> [TASK DETAILS]: Look at the entries below and reproduce them exactly.

> [RECORDED DATA]:

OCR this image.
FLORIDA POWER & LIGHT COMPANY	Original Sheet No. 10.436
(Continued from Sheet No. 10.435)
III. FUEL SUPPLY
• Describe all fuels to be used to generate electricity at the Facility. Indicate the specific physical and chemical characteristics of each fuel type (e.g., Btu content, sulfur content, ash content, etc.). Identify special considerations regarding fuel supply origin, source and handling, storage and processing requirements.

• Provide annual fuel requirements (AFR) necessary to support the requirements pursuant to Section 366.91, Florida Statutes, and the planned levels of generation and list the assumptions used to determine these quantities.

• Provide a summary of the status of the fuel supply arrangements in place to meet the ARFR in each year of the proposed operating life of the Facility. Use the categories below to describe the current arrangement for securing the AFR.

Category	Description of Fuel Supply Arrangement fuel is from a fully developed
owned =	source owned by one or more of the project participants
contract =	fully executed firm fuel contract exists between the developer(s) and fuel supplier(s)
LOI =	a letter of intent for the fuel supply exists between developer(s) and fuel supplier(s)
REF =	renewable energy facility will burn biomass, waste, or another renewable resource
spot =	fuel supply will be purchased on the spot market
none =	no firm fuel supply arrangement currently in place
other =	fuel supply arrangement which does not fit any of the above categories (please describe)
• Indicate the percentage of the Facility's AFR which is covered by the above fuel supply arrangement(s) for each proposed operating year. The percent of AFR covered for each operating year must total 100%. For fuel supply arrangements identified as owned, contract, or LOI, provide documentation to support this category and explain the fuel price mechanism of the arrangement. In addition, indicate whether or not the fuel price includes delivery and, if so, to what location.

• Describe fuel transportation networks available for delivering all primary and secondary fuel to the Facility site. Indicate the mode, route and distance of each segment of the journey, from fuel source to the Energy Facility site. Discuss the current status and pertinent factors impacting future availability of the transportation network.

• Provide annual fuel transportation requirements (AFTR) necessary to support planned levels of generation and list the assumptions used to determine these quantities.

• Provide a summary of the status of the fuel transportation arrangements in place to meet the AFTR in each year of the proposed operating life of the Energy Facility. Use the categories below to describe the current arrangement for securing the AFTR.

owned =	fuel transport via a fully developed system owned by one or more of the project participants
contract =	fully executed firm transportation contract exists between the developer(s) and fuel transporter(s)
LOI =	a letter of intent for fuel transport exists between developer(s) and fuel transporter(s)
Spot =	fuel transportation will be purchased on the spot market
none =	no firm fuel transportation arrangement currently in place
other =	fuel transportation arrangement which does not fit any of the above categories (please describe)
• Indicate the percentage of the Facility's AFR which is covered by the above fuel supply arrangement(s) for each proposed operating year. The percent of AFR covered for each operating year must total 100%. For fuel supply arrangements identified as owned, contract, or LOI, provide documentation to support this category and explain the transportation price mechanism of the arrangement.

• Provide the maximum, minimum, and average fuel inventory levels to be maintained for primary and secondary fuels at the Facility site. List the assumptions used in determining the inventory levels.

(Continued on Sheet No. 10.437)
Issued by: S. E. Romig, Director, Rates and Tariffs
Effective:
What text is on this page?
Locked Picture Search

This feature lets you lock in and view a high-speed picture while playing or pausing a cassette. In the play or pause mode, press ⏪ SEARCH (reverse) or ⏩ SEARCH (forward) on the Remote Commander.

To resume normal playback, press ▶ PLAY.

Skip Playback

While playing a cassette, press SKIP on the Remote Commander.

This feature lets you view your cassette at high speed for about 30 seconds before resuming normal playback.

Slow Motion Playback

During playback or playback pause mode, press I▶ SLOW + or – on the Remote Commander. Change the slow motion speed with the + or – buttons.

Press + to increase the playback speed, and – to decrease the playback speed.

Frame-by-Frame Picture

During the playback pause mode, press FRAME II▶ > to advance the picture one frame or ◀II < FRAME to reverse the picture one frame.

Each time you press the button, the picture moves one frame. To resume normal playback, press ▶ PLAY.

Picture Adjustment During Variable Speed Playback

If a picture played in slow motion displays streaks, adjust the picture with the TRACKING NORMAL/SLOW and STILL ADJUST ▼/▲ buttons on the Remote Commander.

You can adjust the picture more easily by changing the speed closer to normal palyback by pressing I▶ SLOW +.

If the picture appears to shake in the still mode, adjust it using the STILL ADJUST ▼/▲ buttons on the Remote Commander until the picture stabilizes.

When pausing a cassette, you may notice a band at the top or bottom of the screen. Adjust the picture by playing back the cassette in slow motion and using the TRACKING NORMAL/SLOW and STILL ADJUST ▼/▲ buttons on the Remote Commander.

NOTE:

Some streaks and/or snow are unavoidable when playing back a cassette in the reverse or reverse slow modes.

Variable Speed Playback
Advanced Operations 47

> [WORKED ANSWER]:
OCR this image.
FLORIDA POWER & LIGHT COMPANY	Original Sheet No. 10.436
(Continued from Sheet No. 10.435)
III. FUEL SUPPLY
• Describe all fuels to be used to generate electricity at the Facility. Indicate the specific physical and chemical characteristics of each fuel type (e.g., Btu content, sulfur content, ash content, etc.). Identify special considerations regarding fuel supply origin, source and handling, storage and processing requirements.

• Provide annual fuel requirements (AFR) necessary to support the requirements pursuant to Section 366.91, Florida Statutes, and the planned levels of generation and list the assumptions used to determine these quantities.

• Provide a summary of the status of the fuel supply arrangements in place to meet the ARFR in each year of the proposed operating life of the Facility. Use the categories below to describe the current arrangement for securing the AFR.

Category	Description of Fuel Supply Arrangement fuel is from a fully developed
owned =	source owned by one or more of the project participants
contract =	fully executed firm fuel contract exists between the developer(s) and fuel supplier(s)
LOI =	a letter of intent for the fuel supply exists between developer(s) and fuel supplier(s)
REF =	renewable energy facility will burn biomass, waste, or another renewable resource
spot =	fuel supply will be purchased on the spot market
none =	no firm fuel supply arrangement currently in place
other =	fuel supply arrangement which does not fit any of the above categories (please describe)
• Indicate the percentage of the Facility's AFR which is covered by the above fuel supply arrangement(s) for each proposed operating year. The percent of AFR covered for each operating year must total 100%. For fuel supply arrangements identified as owned, contract, or LOI, provide documentation to support this category and explain the fuel price mechanism of the arrangement. In addition, indicate whether or not the fuel price includes delivery and, if so, to what location.

• Describe fuel transportation networks available for delivering all primary and secondary fuel to the Facility site. Indicate the mode, route and distance of each segment of the journey, from fuel source to the Energy Facility site. Discuss the current status and pertinent factors impacting future availability of the transportation network.

• Provide annual fuel transportation requirements (AFTR) necessary to support planned levels of generation and list the assumptions used to determine these quantities.

• Provide a summary of the status of the fuel transportation arrangements in place to meet the AFTR in each year of the proposed operating life of the Energy Facility. Use the categories below to describe the current arrangement for securing the AFTR.

owned =	fuel transport via a fully developed system owned by one or more of the project participants
contract =	fully executed firm transportation contract exists between the developer(s) and fuel transporter(s)
LOI =	a letter of intent for fuel transport exists between developer(s) and fuel transporter(s)
Spot =	fuel transportation will be purchased on the spot market
none =	no firm fuel transportation arrangement currently in place
other =	fuel transportation arrangement which does not fit any of the above categories (please describe)
• Indicate the percentage of the Facility's AFR which is covered by the above fuel supply arrangement(s) for each proposed operating year. The percent of AFR covered for each operating year must total 100%. For fuel supply arrangements identified as owned, contract, or LOI, provide documentation to support this category and explain the transportation price mechanism of the arrangement.

• Provide the maximum, minimum, and average fuel inventory levels to be maintained for primary and secondary fuels at the Facility site. List the assumptions used in determining the inventory levels.

(Continued on Sheet No. 10.437)
Issued by: S. E. Romig, Director, Rates and Tariffs
Effective:
What text is on this page?
Locked Picture Search

This feature lets you lock in and view a high-speed picture while playing or pausing a cassette. In the play or pause mode, press ⏪ SEARCH (reverse) or ⏩ SEARCH (forward) on the Remote Commander.

To resume normal playback, press ▶ PLAY.

Skip Playback

While playing a cassette, press SKIP on the Remote Commander.

This feature lets you view your cassette at high speed for about 30 seconds before resuming normal playback.

Slow Motion Playback

During playback or playback pause mode, press I▶ SLOW + or – on the Remote Commander. Change the slow motion speed with the + or – buttons.

Press + to increase the playback speed, and – to decrease the playback speed.

Frame-by-Frame Picture

During the playback pause mode, press FRAME II▶ > to advance the picture one frame or ◀II < FRAME to reverse the picture one frame.

Each time you press the button, the picture moves one frame. To resume normal playback, press ▶ PLAY.

Picture Adjustment During Variable Speed Playback

If a picture played in slow motion displays streaks, adjust the picture with the TRACKING NORMAL/SLOW and STILL ADJUST ▼/▲ buttons on the Remote Commander.

You can adjust the picture more easily by changing the speed closer to normal palyback by pressing I▶ SLOW +.

If the picture appears to shake in the still mode, adjust it using the STILL ADJUST ▼/▲ buttons on the Remote Commander until the picture stabilizes.

When pausing a cassette, you may notice a band at the top or bottom of the screen. Adjust the picture by playing back the cassette in slow motion and using the TRACKING NORMAL/SLOW and STILL ADJUST ▼/▲ buttons on the Remote Commander.

NOTE:

Some streaks and/or snow are unavoidable when playing back a cassette in the reverse or reverse slow modes.

Variable Speed Playback
Advanced Operations 47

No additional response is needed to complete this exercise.